▶ [WORK TO COMPLETE] Spot each line in the records below where the word "speichern" occurs, then copy it.

▶ [INFORMATION PROVIDED]
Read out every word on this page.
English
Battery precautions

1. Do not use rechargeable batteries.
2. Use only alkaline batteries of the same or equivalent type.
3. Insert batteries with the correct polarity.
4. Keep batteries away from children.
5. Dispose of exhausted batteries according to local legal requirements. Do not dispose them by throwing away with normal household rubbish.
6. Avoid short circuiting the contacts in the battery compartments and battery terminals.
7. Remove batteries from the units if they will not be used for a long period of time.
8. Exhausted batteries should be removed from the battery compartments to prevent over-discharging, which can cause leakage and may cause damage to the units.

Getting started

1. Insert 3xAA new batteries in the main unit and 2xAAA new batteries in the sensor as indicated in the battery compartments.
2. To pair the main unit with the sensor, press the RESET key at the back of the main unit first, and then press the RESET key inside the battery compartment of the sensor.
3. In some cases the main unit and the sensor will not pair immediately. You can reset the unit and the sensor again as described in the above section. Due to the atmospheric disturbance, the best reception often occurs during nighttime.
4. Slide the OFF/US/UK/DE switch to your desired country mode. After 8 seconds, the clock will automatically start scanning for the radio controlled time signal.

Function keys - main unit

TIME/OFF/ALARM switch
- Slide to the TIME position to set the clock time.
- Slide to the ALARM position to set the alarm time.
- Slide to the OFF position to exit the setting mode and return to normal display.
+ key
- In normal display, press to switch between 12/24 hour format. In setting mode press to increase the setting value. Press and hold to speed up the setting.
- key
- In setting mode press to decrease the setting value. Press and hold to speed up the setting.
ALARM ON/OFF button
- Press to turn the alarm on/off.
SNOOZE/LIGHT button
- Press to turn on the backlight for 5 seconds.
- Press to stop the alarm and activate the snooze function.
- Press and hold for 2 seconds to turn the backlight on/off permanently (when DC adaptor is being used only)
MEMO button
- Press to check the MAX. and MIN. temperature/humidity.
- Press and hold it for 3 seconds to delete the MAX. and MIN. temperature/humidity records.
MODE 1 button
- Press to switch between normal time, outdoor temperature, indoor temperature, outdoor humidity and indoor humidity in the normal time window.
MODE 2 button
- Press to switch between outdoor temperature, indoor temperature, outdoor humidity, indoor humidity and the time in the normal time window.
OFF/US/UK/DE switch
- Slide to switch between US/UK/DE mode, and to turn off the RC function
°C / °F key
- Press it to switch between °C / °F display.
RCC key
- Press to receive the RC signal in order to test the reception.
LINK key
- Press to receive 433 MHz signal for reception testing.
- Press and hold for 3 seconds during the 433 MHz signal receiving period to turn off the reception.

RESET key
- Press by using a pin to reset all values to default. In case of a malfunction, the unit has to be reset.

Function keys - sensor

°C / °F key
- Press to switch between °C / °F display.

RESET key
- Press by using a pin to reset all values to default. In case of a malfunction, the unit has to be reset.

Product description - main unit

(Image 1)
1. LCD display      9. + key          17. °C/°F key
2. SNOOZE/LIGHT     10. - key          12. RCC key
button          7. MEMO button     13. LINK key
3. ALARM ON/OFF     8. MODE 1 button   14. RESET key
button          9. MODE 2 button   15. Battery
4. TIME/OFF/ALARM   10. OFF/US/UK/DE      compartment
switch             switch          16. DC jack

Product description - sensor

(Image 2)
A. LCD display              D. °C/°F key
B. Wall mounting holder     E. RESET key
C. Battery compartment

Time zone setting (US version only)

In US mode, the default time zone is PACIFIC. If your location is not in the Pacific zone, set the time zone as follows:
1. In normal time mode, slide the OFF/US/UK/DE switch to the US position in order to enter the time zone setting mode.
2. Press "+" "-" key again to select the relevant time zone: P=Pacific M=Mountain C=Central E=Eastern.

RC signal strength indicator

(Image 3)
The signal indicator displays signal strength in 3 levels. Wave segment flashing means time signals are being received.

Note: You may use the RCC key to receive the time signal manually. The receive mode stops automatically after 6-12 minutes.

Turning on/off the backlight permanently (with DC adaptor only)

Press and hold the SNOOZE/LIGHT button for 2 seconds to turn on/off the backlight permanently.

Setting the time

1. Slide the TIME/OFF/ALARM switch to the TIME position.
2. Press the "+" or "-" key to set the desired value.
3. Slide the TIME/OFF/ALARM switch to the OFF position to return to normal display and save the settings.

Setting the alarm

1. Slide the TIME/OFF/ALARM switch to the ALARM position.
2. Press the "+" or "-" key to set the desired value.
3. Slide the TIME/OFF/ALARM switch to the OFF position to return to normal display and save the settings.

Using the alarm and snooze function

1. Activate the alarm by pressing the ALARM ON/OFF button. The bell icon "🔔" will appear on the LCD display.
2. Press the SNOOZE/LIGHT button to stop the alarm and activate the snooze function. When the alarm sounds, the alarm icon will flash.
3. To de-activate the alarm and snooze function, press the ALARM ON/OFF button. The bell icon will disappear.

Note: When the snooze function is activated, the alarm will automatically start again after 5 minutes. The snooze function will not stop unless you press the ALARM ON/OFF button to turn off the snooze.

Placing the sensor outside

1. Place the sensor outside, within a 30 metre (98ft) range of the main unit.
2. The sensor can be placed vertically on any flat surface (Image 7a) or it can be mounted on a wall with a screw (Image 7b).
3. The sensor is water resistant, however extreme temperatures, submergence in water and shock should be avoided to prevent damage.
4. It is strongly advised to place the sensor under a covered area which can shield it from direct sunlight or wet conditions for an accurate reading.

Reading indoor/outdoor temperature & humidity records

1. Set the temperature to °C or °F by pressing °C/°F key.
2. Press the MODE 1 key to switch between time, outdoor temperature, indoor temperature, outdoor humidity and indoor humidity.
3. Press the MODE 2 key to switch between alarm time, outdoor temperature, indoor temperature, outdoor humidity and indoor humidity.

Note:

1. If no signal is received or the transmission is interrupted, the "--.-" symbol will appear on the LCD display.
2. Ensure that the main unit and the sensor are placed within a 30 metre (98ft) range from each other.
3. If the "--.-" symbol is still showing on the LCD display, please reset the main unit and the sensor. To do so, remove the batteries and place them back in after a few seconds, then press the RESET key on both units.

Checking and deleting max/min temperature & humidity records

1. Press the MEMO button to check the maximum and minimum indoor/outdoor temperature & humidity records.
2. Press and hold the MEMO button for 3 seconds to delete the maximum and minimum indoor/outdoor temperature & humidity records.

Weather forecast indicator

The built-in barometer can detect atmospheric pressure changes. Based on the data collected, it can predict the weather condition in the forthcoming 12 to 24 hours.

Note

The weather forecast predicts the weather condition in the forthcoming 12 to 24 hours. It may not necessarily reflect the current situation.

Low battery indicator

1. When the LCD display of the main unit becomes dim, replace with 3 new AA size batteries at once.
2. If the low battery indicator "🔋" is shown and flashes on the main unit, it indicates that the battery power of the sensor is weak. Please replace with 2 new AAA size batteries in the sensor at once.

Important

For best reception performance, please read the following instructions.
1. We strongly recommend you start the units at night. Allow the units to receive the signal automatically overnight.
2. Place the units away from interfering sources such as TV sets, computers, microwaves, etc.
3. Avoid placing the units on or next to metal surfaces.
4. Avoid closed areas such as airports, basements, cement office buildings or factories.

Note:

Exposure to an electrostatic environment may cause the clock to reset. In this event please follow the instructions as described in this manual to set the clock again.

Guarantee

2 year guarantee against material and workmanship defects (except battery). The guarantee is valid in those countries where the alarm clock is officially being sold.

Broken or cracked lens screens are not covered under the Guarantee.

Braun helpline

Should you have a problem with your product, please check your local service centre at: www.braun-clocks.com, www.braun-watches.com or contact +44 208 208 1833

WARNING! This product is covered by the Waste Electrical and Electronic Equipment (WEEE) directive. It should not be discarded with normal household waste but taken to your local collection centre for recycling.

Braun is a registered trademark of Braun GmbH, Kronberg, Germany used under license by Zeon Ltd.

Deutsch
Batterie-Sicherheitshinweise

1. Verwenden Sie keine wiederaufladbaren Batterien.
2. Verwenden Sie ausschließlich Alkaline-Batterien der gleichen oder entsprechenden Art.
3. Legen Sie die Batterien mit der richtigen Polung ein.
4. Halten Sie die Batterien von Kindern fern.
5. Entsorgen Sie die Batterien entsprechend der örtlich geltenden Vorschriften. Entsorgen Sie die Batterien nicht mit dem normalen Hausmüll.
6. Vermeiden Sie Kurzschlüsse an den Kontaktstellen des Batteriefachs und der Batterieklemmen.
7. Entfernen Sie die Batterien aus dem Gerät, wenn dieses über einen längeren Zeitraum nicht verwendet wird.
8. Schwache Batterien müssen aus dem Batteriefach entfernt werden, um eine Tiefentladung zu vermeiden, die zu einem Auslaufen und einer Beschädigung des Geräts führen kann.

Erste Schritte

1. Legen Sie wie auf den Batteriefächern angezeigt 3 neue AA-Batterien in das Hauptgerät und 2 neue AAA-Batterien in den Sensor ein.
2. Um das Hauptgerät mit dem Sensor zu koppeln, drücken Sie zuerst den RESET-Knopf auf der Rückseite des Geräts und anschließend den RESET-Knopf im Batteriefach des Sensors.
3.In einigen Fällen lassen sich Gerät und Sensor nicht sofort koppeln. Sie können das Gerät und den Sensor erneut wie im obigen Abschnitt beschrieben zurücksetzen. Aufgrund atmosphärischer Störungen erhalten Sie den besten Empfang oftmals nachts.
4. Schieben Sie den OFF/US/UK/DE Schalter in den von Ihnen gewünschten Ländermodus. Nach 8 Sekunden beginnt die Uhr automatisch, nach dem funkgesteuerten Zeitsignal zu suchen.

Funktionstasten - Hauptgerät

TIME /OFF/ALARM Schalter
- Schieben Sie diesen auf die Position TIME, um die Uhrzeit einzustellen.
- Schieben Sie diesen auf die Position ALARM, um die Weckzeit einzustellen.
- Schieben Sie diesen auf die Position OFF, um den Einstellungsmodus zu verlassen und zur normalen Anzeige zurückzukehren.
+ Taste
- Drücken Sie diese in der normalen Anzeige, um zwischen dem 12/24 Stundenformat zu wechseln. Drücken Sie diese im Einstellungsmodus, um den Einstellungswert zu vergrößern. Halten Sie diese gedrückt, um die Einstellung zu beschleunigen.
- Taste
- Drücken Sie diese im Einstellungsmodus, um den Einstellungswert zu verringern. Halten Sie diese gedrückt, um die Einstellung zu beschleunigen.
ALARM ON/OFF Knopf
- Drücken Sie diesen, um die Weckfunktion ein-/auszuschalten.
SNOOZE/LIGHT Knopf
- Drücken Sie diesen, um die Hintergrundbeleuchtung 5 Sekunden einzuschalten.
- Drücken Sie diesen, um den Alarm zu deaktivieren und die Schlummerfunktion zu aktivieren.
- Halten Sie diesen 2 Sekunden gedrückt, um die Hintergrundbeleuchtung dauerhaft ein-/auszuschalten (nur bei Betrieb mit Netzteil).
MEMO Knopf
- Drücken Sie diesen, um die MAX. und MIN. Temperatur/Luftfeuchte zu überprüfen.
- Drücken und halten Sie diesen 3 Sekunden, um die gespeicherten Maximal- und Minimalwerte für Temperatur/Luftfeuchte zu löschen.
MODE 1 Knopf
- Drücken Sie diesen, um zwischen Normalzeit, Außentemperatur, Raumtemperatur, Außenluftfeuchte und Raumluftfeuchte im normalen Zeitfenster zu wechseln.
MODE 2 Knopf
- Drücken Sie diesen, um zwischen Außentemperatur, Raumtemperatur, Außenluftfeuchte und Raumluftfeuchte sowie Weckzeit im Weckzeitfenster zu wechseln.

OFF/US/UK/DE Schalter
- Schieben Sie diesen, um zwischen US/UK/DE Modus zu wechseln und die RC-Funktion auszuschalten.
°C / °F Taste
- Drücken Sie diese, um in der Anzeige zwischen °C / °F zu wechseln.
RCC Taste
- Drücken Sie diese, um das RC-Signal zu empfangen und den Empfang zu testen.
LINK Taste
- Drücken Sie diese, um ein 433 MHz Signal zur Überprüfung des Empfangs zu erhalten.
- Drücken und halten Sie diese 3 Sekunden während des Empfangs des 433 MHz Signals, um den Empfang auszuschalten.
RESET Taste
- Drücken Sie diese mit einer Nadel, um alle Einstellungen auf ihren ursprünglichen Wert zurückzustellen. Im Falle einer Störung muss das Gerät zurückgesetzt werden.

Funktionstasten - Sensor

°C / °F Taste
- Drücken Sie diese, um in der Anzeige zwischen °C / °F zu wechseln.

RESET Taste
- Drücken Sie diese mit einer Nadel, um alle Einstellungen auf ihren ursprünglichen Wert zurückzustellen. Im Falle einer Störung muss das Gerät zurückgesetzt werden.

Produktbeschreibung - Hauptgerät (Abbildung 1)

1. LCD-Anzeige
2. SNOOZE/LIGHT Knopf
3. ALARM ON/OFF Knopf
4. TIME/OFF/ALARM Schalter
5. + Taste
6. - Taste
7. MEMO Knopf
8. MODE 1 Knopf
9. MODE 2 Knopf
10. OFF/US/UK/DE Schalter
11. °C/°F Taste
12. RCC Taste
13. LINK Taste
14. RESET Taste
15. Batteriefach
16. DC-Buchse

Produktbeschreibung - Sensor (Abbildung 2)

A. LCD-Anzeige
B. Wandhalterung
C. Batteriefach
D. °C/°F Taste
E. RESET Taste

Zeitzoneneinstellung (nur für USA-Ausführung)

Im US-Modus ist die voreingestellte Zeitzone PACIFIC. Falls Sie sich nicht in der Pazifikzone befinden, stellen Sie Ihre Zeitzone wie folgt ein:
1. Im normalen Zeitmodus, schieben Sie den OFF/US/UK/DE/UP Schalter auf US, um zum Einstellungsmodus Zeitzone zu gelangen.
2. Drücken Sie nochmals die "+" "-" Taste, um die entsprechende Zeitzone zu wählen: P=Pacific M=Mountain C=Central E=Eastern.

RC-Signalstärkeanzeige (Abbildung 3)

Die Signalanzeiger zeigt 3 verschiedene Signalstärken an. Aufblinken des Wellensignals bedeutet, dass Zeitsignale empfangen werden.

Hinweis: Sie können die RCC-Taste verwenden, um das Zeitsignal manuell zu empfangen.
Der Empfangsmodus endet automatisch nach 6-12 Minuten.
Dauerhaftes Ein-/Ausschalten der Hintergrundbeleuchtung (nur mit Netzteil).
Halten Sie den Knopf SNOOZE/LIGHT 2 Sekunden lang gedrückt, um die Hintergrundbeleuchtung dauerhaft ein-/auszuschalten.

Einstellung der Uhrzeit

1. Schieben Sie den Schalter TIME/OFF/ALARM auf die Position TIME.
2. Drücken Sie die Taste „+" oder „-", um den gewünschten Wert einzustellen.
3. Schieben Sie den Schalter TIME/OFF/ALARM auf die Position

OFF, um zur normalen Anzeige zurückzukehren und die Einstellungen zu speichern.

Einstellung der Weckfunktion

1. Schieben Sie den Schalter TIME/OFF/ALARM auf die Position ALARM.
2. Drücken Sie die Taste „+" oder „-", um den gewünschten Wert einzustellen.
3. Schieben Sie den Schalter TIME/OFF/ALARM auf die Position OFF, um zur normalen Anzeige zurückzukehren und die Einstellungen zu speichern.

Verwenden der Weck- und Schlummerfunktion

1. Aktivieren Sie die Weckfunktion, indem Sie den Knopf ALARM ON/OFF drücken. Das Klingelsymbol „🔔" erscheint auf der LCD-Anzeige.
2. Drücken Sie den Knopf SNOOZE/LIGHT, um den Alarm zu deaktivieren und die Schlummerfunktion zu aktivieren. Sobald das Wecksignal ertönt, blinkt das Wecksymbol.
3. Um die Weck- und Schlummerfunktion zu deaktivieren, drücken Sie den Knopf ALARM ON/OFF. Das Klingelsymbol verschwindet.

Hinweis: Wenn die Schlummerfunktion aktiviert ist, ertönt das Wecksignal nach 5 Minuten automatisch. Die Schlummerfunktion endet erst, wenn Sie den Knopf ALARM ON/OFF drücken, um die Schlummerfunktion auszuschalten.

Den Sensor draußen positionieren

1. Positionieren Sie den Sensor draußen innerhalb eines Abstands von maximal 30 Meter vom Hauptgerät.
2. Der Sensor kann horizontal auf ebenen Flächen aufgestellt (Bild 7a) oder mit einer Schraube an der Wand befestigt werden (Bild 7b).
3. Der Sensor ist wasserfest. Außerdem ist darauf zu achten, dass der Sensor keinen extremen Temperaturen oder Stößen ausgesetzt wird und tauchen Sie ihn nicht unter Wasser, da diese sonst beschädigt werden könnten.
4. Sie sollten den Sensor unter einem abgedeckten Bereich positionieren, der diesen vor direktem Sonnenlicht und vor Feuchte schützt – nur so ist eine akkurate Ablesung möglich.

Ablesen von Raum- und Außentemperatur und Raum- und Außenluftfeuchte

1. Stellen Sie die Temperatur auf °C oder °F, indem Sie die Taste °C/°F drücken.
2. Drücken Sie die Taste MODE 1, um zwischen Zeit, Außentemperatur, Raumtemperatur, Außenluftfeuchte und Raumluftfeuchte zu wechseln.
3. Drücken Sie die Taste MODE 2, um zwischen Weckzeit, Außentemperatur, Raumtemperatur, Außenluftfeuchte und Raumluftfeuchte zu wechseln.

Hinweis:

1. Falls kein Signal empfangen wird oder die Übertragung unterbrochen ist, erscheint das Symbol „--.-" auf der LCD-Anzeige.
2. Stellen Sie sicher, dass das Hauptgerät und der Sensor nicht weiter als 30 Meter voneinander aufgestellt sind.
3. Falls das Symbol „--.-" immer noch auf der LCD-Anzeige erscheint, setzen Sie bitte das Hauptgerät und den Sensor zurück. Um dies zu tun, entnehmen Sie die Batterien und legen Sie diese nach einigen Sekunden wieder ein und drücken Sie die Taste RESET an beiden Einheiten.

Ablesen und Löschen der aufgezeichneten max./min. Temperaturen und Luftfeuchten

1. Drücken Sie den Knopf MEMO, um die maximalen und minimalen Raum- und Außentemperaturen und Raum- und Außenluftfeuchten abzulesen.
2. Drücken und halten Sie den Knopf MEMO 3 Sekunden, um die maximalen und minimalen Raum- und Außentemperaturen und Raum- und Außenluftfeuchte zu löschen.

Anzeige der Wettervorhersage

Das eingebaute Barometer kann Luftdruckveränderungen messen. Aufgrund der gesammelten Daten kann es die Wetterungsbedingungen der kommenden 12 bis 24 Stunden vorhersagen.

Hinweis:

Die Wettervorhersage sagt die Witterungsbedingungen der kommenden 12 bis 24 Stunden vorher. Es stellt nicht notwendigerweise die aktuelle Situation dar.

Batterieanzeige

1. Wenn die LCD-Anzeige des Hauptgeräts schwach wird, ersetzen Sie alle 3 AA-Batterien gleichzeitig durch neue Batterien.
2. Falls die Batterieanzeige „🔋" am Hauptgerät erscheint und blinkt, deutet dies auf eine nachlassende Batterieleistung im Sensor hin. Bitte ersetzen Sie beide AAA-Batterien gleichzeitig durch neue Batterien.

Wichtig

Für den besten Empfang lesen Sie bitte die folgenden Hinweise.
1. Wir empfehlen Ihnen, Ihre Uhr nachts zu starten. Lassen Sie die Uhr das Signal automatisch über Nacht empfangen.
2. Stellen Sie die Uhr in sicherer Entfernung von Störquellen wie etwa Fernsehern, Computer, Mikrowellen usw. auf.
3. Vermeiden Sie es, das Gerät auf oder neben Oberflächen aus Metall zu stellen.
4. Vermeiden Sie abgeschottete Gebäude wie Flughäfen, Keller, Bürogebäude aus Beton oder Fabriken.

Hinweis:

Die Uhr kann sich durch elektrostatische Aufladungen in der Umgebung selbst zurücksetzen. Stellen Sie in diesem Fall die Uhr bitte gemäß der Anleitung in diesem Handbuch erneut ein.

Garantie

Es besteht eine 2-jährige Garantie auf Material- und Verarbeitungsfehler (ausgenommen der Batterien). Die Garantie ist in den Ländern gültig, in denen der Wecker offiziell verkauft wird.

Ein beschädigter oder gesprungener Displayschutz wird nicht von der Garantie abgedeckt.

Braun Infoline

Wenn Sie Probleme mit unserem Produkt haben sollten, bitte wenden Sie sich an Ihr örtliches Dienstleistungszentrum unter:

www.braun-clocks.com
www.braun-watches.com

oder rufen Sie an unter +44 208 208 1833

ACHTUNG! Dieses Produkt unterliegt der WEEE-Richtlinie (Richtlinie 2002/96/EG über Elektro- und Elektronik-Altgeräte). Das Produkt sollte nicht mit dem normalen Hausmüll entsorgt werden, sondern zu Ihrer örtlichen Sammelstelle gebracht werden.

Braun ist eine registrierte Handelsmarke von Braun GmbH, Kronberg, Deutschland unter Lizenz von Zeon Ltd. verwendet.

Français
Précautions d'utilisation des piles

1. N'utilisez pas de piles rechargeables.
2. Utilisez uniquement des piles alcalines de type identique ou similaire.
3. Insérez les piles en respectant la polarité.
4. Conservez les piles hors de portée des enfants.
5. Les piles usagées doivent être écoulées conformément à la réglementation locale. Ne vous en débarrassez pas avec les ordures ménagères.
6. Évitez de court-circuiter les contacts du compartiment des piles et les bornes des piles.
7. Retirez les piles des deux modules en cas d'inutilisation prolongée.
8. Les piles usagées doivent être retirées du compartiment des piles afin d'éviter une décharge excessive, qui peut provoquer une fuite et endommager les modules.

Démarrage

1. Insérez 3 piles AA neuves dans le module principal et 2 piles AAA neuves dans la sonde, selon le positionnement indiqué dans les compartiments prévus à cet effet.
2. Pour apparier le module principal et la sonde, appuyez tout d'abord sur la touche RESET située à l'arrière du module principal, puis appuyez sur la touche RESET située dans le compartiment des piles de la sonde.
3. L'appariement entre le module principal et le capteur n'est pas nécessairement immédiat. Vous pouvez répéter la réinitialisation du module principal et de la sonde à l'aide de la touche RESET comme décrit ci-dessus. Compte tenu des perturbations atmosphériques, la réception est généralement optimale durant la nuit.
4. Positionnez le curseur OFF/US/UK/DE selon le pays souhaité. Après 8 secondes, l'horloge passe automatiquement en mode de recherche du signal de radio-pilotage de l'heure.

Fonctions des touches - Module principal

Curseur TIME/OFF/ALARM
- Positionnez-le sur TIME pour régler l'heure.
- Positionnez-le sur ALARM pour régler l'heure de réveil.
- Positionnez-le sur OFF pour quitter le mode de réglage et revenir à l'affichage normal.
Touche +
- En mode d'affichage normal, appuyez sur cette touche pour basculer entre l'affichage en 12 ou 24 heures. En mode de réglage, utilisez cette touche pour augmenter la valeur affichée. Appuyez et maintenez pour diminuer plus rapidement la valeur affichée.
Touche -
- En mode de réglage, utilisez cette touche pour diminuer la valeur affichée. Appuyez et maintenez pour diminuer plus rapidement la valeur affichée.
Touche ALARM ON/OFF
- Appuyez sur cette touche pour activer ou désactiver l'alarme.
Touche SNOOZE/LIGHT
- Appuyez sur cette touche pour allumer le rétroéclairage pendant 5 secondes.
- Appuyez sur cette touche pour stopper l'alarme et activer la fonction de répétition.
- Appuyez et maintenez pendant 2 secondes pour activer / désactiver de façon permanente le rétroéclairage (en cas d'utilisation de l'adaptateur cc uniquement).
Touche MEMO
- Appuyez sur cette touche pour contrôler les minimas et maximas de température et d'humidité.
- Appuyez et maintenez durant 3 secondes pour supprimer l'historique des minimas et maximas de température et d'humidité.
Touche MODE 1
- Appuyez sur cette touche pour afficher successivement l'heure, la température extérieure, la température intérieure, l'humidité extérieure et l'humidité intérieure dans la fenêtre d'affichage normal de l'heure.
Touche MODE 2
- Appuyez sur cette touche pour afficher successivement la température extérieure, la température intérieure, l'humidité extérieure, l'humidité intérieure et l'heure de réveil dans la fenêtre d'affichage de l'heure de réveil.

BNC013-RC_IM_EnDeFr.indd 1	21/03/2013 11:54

▶ [ANSWER TO THE PROBLEM]
OFF, um zur normalen Anzeige zurückzukehren und die Einstellungen zu speichern.
3. Schieben Sie den Schalter TIME/OFF/ALARM auf die Position OFF, um zur normalen Anzeige zurückzukehren und die Einstellungen zu speichern.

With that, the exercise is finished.